WORK REQUIRED:
Give the count of lines holding the string "icon" and nothing else.
--- START ---
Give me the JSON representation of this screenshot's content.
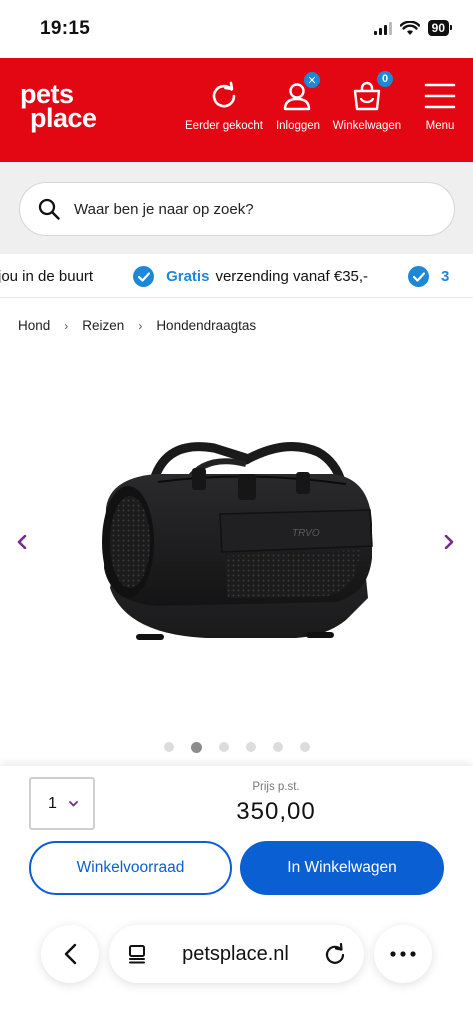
{
  "status_bar": {
    "time": "19:15",
    "battery": "90"
  },
  "header": {
    "logo_line1": "pets",
    "logo_line2": "place",
    "items": [
      {
        "label": "Eerder gekocht",
        "icon": "refresh-icon"
      },
      {
        "label": "Inloggen",
        "icon": "user-icon",
        "badge": "✕"
      },
      {
        "label": "Winkelwagen",
        "icon": "bag-icon",
        "badge": "0"
      },
      {
        "label": "Menu",
        "icon": "hamburger-icon"
      }
    ],
    "brand_color": "#e30613",
    "badge_color": "#1e88d8"
  },
  "search": {
    "placeholder": "Waar ben je naar op zoek?"
  },
  "usp": {
    "fragment_left": "jou in de buurt",
    "highlight": "Gratis",
    "text": "verzending vanaf €35,-",
    "fragment_right": "3"
  },
  "breadcrumb": [
    "Hond",
    "Reizen",
    "Hondendraagtas"
  ],
  "product": {
    "brand_mark": "TRVO",
    "gallery_dots": 6,
    "active_dot": 2
  },
  "buy": {
    "quantity": "1",
    "price_label": "Prijs p.st.",
    "price": "350,00",
    "stock_button": "Winkelvoorraad",
    "cart_button": "In Winkelwagen",
    "primary_color": "#0a5fd2"
  },
  "browser": {
    "url": "petsplace.nl"
  }
}
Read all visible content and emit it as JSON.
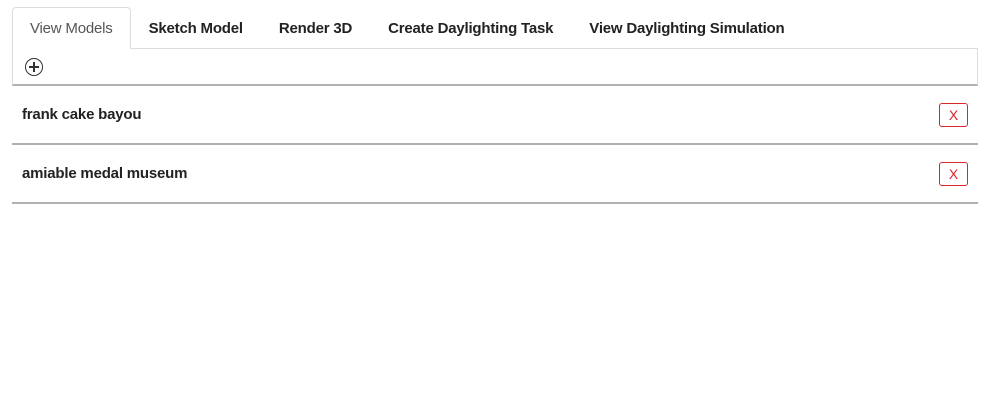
--- END ---
REPLY TO THE EXERCISE:
4